▶ **Work to complete**
Word for word, restate every line of the material.

Records about charts and figures:
+-------+

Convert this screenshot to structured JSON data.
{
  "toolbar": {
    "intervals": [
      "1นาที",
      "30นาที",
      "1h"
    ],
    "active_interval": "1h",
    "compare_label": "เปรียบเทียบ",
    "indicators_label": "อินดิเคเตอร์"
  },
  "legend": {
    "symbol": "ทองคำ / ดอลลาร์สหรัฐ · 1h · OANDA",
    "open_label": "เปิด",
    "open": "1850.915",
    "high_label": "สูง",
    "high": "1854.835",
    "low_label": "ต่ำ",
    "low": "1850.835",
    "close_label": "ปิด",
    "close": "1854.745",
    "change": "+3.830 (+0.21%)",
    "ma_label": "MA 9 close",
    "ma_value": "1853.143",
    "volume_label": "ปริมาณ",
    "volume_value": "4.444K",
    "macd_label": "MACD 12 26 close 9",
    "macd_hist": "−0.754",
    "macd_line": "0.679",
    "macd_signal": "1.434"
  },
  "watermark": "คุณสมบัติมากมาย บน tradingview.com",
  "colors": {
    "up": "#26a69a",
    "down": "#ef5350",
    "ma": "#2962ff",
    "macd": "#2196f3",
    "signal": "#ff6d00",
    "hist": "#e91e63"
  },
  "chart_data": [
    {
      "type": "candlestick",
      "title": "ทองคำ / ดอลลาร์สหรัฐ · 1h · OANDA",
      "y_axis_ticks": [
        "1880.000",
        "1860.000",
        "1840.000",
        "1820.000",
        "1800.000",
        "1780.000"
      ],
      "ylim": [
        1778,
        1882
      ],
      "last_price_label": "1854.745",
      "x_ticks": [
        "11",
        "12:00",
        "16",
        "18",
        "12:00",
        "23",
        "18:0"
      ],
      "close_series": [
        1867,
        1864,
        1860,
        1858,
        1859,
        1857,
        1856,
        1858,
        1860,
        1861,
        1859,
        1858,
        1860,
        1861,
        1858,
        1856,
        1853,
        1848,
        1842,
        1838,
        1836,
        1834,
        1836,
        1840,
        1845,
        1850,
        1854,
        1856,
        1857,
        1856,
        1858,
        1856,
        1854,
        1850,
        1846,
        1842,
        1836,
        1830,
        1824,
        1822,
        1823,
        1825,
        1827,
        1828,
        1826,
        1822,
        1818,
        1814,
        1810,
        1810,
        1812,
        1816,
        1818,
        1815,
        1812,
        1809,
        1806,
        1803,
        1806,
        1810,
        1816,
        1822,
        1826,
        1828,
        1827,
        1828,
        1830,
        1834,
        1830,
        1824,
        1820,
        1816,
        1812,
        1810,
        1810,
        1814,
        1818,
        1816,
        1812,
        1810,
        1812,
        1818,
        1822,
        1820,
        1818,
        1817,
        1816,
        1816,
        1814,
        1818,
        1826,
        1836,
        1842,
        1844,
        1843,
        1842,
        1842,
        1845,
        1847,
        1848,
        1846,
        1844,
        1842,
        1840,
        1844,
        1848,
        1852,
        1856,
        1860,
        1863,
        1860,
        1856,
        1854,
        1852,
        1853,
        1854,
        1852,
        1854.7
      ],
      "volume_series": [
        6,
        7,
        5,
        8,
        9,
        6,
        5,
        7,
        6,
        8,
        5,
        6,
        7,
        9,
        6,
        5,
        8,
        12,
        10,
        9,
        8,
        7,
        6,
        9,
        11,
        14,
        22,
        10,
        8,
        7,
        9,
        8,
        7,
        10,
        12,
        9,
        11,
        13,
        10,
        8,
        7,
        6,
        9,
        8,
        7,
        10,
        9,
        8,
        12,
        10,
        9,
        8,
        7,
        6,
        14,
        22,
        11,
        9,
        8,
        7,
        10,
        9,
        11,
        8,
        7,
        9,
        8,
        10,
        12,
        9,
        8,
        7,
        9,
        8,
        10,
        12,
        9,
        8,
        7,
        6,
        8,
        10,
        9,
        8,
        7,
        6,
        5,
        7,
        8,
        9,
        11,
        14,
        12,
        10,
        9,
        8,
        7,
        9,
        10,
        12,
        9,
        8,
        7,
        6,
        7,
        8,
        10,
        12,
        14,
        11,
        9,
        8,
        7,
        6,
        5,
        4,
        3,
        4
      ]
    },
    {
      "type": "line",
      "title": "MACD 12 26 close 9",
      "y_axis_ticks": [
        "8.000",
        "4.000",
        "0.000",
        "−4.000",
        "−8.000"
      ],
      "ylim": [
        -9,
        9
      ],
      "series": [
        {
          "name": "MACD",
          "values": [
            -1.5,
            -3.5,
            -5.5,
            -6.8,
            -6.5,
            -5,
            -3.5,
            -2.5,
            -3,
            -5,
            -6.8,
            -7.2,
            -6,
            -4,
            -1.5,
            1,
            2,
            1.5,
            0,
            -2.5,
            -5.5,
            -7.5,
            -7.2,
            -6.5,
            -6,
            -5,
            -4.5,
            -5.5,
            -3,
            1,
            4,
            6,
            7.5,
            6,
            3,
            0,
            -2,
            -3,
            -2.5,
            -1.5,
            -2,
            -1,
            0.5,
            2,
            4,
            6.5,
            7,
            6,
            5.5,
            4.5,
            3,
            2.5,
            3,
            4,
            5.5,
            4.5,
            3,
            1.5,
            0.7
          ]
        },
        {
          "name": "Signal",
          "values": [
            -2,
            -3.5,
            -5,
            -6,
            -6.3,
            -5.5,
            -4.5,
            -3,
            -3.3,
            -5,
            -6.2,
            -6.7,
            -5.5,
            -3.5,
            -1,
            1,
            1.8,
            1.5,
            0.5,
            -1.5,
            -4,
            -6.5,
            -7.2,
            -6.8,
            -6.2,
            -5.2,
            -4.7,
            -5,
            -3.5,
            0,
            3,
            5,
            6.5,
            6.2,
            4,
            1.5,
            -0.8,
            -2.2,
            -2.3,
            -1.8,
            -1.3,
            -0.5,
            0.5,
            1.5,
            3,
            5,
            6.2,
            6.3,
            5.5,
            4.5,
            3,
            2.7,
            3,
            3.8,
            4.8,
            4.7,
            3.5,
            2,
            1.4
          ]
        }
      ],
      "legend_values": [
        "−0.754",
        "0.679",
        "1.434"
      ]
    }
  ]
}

+-------+

▶ **Response**
Convert this screenshot to structured JSON data.
{
  "toolbar": {
    "intervals": [
      "1นาที",
      "30นาที",
      "1h"
    ],
    "active_interval": "1h",
    "compare_label": "เปรียบเทียบ",
    "indicators_label": "อินดิเคเตอร์"
  },
  "legend": {
    "symbol": "ทองคำ / ดอลลาร์สหรัฐ · 1h · OANDA",
    "open_label": "เปิด",
    "open": "1850.915",
    "high_label": "สูง",
    "high": "1854.835",
    "low_label": "ต่ำ",
    "low": "1850.835",
    "close_label": "ปิด",
    "close": "1854.745",
    "change": "+3.830 (+0.21%)",
    "ma_label": "MA 9 close",
    "ma_value": "1853.143",
    "volume_label": "ปริมาณ",
    "volume_value": "4.444K",
    "macd_label": "MACD 12 26 close 9",
    "macd_hist": "−0.754",
    "macd_line": "0.679",
    "macd_signal": "1.434"
  },
  "watermark": "คุณสมบัติมากมาย บน tradingview.com",
  "colors": {
    "up": "#26a69a",
    "down": "#ef5350",
    "ma": "#2962ff",
    "macd": "#2196f3",
    "signal": "#ff6d00",
    "hist": "#e91e63"
  },
  "chart_data": [
    {
      "type": "candlestick",
      "title": "ทองคำ / ดอลลาร์สหรัฐ · 1h · OANDA",
      "y_axis_ticks": [
        "1880.000",
        "1860.000",
        "1840.000",
        "1820.000",
        "1800.000",
        "1780.000"
      ],
      "ylim": [
        1778,
        1882
      ],
      "last_price_label": "1854.745",
      "x_ticks": [
        "11",
        "12:00",
        "16",
        "18",
        "12:00",
        "23",
        "18:0"
      ],
      "close_series": [
        1867,
        1864,
        1860,
        1858,
        1859,
        1857,
        1856,
        1858,
        1860,
        1861,
        1859,
        1858,
        1860,
        1861,
        1858,
        1856,
        1853,
        1848,
        1842,
        1838,
        1836,
        1834,
        1836,
        1840,
        1845,
        1850,
        1854,
        1856,
        1857,
        1856,
        1858,
        1856,
        1854,
        1850,
        1846,
        1842,
        1836,
        1830,
        1824,
        1822,
        1823,
        1825,
        1827,
        1828,
        1826,
        1822,
        1818,
        1814,
        1810,
        1810,
        1812,
        1816,
        1818,
        1815,
        1812,
        1809,
        1806,
        1803,
        1806,
        1810,
        1816,
        1822,
        1826,
        1828,
        1827,
        1828,
        1830,
        1834,
        1830,
        1824,
        1820,
        1816,
        1812,
        1810,
        1810,
        1814,
        1818,
        1816,
        1812,
        1810,
        1812,
        1818,
        1822,
        1820,
        1818,
        1817,
        1816,
        1816,
        1814,
        1818,
        1826,
        1836,
        1842,
        1844,
        1843,
        1842,
        1842,
        1845,
        1847,
        1848,
        1846,
        1844,
        1842,
        1840,
        1844,
        1848,
        1852,
        1856,
        1860,
        1863,
        1860,
        1856,
        1854,
        1852,
        1853,
        1854,
        1852,
        1854.7
      ],
      "volume_series": [
        6,
        7,
        5,
        8,
        9,
        6,
        5,
        7,
        6,
        8,
        5,
        6,
        7,
        9,
        6,
        5,
        8,
        12,
        10,
        9,
        8,
        7,
        6,
        9,
        11,
        14,
        22,
        10,
        8,
        7,
        9,
        8,
        7,
        10,
        12,
        9,
        11,
        13,
        10,
        8,
        7,
        6,
        9,
        8,
        7,
        10,
        9,
        8,
        12,
        10,
        9,
        8,
        7,
        6,
        14,
        22,
        11,
        9,
        8,
        7,
        10,
        9,
        11,
        8,
        7,
        9,
        8,
        10,
        12,
        9,
        8,
        7,
        9,
        8,
        10,
        12,
        9,
        8,
        7,
        6,
        8,
        10,
        9,
        8,
        7,
        6,
        5,
        7,
        8,
        9,
        11,
        14,
        12,
        10,
        9,
        8,
        7,
        9,
        10,
        12,
        9,
        8,
        7,
        6,
        7,
        8,
        10,
        12,
        14,
        11,
        9,
        8,
        7,
        6,
        5,
        4,
        3,
        4
      ]
    },
    {
      "type": "line",
      "title": "MACD 12 26 close 9",
      "y_axis_ticks": [
        "8.000",
        "4.000",
        "0.000",
        "−4.000",
        "−8.000"
      ],
      "ylim": [
        -9,
        9
      ],
      "series": [
        {
          "name": "MACD",
          "values": [
            -1.5,
            -3.5,
            -5.5,
            -6.8,
            -6.5,
            -5,
            -3.5,
            -2.5,
            -3,
            -5,
            -6.8,
            -7.2,
            -6,
            -4,
            -1.5,
            1,
            2,
            1.5,
            0,
            -2.5,
            -5.5,
            -7.5,
            -7.2,
            -6.5,
            -6,
            -5,
            -4.5,
            -5.5,
            -3,
            1,
            4,
            6,
            7.5,
            6,
            3,
            0,
            -2,
            -3,
            -2.5,
            -1.5,
            -2,
            -1,
            0.5,
            2,
            4,
            6.5,
            7,
            6,
            5.5,
            4.5,
            3,
            2.5,
            3,
            4,
            5.5,
            4.5,
            3,
            1.5,
            0.7
          ]
        },
        {
          "name": "Signal",
          "values": [
            -2,
            -3.5,
            -5,
            -6,
            -6.3,
            -5.5,
            -4.5,
            -3,
            -3.3,
            -5,
            -6.2,
            -6.7,
            -5.5,
            -3.5,
            -1,
            1,
            1.8,
            1.5,
            0.5,
            -1.5,
            -4,
            -6.5,
            -7.2,
            -6.8,
            -6.2,
            -5.2,
            -4.7,
            -5,
            -3.5,
            0,
            3,
            5,
            6.5,
            6.2,
            4,
            1.5,
            -0.8,
            -2.2,
            -2.3,
            -1.8,
            -1.3,
            -0.5,
            0.5,
            1.5,
            3,
            5,
            6.2,
            6.3,
            5.5,
            4.5,
            3,
            2.7,
            3,
            3.8,
            4.8,
            4.7,
            3.5,
            2,
            1.4
          ]
        }
      ],
      "legend_values": [
        "−0.754",
        "0.679",
        "1.434"
      ]
    }
  ]
}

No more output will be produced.